## Parts of the exercise
(1) In the dryer vent thread, what was holding the galvanized pipe against the square piece of duct?
(2) Please print everything in the dryer vent thread from "This is obvioulsy" down to "please help me.".
(3) Proceed with the dryer vent thread from the point where it stops.
[begin Excerpted text]
# Dryer Vent Debacle



## WishIKnew (Feb 23, 2009)

I was in my crawlspace and noticed there was dryer lint in one area.  I looked up and see that I have my duct that serves as my dryer vent connected to the piece of duct that runs up to the laundry room via duct tape.  That duct tape gave out over time and the pipe was really just hanging there kind of connected to the duct.

Now, to make it a little more bizaare the piece of duct that comes down from my laundry room is some sort of square 90 degree box thing.  From underneath it looks like a register going up (only no duct work).

So, I have a duct taped galvanized pipe butted up against this square piece of duct.  The pipe has a tabbed end with the tabs bent out. and the pipe is just against the square and then tape holds that.

This is obvioulsy not a permanent or even good solution.  Please help me out on how to fix this in any way that does not involve me ripping out all the crap that is there now.

I cannot put the tabs into place as that would be like screws in the pipe and that is not allowed as it would catch lint and clog or catch fire.  I can't replace the tabbed end with a normal duct perferated end as sticking the end into the square piece would also cause a lint trap.

What a mess .

I will try to create a picture to demonstrate this, but if anyone can interpret what I have spelled out please help me.

Here is a picture:


----------



## WishIKnew (Feb 23, 2009)

Here is an image that better describes the situation


----------



## WishIKnew (Feb 23, 2009)

Here is a picture that better describes it


----------



## CraigFL (Feb 24, 2009)

We don't have an idea about the length of the system but I don't like that transition box in the wall behind the dryer. It would be too easy for lint to collect in it so I would rather see a smoother transition to the lower exit piper. If it were a long run, you might find it easy to just add a booster(sucker) fan on the outside end. They can be set to sense when the dryer is on and turn on the booster automatically.


----------



## WishIKnew (Feb 24, 2009)

Craig - i tend to agree 100% with you that the transition box is stupid.

If I wasn't under the house I would have never known because what comes out to the dryer is a 4 inch regular piece of duct.  In the wall it must hit this transition box from one side and then come out in the crawl space.  What I would expect to see is 2 90's (elbows) in the shape like a Z to make this a smooth transition.

I am just not shure the amount of effort required to get this box out of there and replace it with all duct (piping).  If it is just loosely in there then i could easily do that, but I guess I assumed it was fastened in the wall really good and I am not in the mood to rip sheetrock and flooring to fix this - guess I could though.


----------



## travelover (Feb 24, 2009)
[end Excerpted text]
[begin Listed records]
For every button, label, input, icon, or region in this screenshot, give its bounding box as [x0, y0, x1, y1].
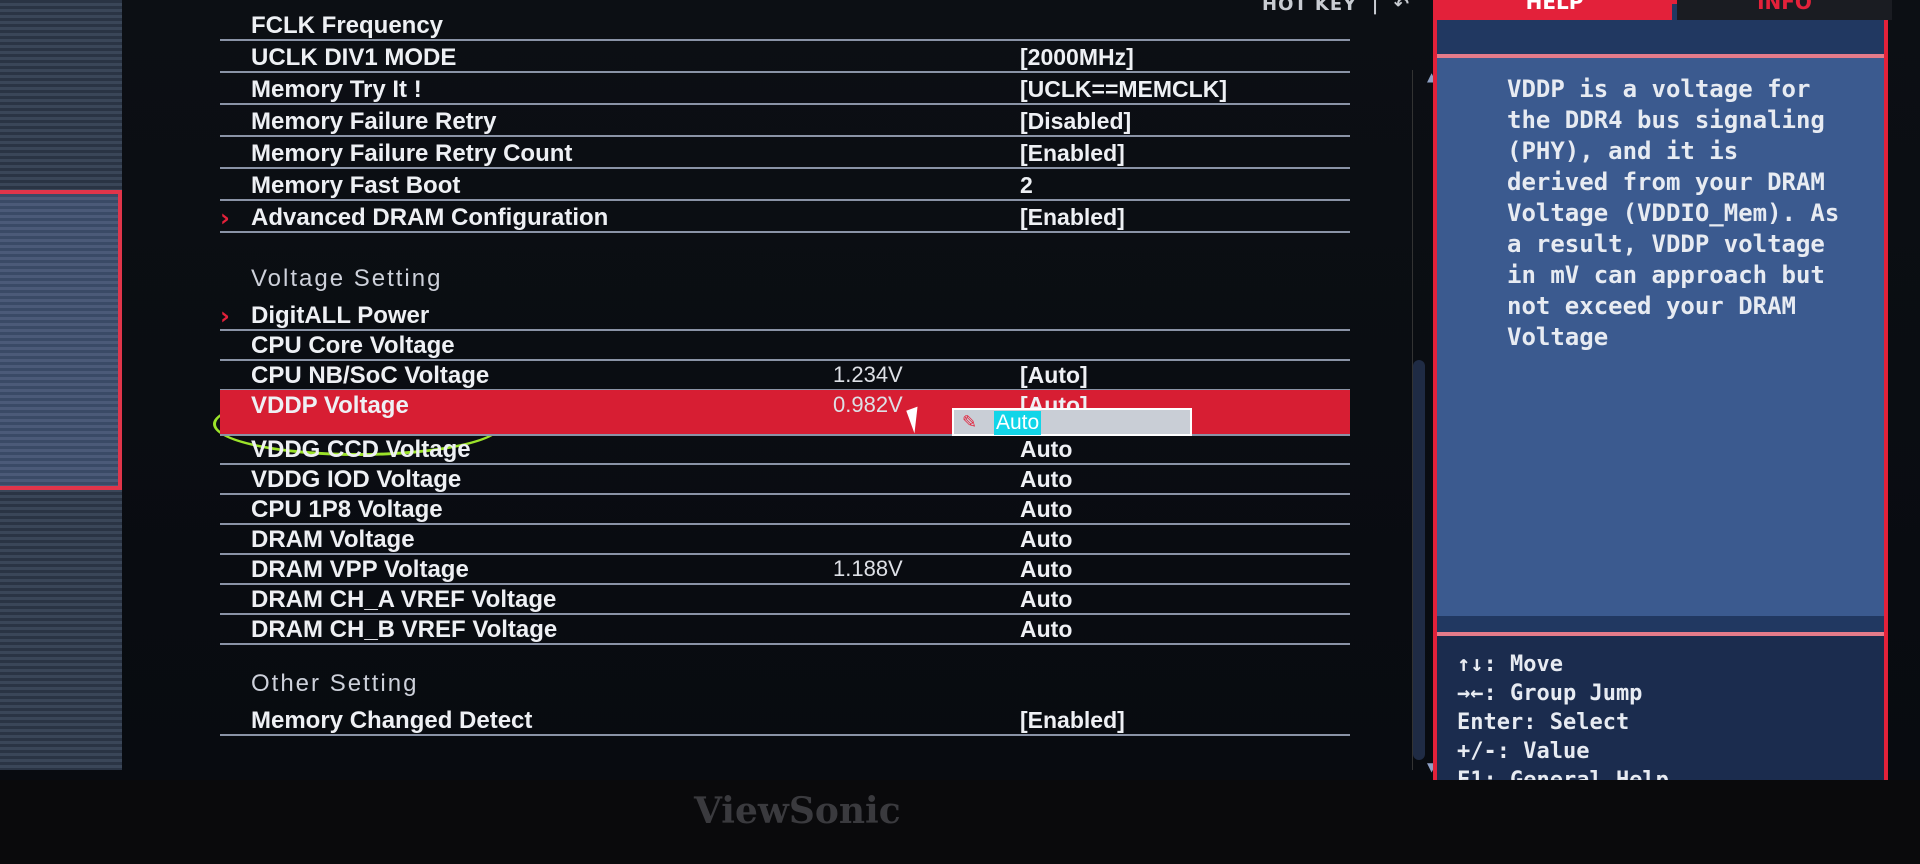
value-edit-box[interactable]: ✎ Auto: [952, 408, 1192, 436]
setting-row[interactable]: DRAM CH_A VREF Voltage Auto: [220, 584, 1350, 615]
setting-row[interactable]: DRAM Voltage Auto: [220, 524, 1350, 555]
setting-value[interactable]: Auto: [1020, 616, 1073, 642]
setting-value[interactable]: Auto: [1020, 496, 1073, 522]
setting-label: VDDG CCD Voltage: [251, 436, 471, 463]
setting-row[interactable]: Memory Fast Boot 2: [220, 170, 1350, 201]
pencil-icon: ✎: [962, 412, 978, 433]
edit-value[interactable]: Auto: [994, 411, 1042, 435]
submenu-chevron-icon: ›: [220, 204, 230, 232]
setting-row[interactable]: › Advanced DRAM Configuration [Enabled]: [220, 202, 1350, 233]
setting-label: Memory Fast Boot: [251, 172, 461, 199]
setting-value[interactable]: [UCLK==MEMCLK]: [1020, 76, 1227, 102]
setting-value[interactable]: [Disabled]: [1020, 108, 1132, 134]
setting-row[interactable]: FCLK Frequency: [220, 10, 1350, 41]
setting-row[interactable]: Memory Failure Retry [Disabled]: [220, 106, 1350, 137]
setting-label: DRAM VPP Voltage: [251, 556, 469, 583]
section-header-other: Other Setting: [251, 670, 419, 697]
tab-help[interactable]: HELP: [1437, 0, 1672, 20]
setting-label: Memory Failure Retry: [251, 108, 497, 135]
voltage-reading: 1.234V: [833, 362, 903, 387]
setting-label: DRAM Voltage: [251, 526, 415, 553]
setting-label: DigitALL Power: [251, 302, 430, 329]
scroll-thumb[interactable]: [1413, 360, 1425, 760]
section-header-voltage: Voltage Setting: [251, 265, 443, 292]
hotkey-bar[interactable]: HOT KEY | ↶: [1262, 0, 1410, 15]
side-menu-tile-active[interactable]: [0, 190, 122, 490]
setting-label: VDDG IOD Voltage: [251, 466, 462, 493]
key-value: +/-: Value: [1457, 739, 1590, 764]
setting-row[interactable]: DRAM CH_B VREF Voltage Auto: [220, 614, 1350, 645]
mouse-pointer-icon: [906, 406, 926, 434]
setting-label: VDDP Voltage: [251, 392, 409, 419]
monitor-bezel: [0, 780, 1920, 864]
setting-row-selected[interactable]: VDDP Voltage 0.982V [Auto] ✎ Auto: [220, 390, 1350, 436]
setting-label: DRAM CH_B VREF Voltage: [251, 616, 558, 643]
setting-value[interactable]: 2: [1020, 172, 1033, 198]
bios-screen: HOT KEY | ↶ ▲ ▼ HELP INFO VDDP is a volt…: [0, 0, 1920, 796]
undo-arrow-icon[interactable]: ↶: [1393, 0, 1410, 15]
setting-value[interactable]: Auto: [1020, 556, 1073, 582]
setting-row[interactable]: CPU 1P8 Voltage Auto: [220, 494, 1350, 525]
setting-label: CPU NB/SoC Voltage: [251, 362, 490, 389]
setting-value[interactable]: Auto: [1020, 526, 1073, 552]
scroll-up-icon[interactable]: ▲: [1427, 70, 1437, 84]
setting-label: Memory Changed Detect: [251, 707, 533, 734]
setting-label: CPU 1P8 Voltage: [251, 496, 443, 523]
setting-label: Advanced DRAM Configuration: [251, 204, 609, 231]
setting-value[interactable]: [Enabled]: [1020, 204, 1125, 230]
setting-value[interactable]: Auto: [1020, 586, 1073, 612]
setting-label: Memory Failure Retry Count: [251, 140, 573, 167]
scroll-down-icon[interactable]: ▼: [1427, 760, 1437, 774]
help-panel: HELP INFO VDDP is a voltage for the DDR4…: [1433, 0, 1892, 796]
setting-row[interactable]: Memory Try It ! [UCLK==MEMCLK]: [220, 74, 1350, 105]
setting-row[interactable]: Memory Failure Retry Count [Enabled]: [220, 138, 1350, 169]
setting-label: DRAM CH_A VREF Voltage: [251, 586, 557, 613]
[end Listed records]
## Results for each task
(1) Duct tape.

(2)
This is obvioulsy not a permanent or even good solution.  Please help me out on how to fix this in any way that does not involve me ripping out all the crap that is there now.

I cannot put the tabs into place as that would be like screws in the pipe and that is not allowed as it would catch lint and clog or catch fire.  I can't replace the tabbed end with a normal duct perferated end as sticking the end into the square piece would also cause a lint trap.

What a mess .

I will try to create a picture to demonstrate this, but if anyone can interpret what I have spelled out please help me.

(3)
One option to joint the duct to the box would be to put a couple of small machine screws in each with the round heads on the inside and a nut on the outside. Use the portion of the screw sticking out past the nut to attach some "L" brackets with a second nut. This will give it a firm support. Use foil tape to seal it.

Make a note to pull the dryer out and reach in and clean out this box on a regular basis.


----------



## Hube (Feb 24, 2009)

You would be best to remove this stupid arrangement and install a couple of 90 elbows.Depending on the overall length of this run it may be somewhat restrictive if over 20 ft, but  at least this "z" shape(air trap) will not allow any cold air from the outside to come back into the dryer/home. Make tight joints ,no screws, use a metallic duct tape on the joints.
 By the way, just what is a "debacle" ?


----------



## WishIKnew (Feb 24, 2009)

de&#8901;ba&#8901;cle&#8194; &#8194;/de&#618;&#712;b&#593;k&#601;l, -&#712;bæk&#601;l, d&#601;-/ Show Spelled Pronunciation  [dey-bah-kuhl, -bak-uhl, duh-] Show IPA Pronunciation  

&#8211;noun 1. a general breakup or dispersion; sudden downfall or rout: The revolution ended in a debacle.  
2. a complete collapse or failure. 
3. a breaking up of ice in a river. Compare embacle. 
4. a violent rush of waters or ice. 

My instance here is more of the variety of #2.  

I will look into creating the 2 90's.  As long as it does not involve huge amounts of sawing floors or sheetrock it would be the best option.


----------



## glennjanie (Feb 24, 2009)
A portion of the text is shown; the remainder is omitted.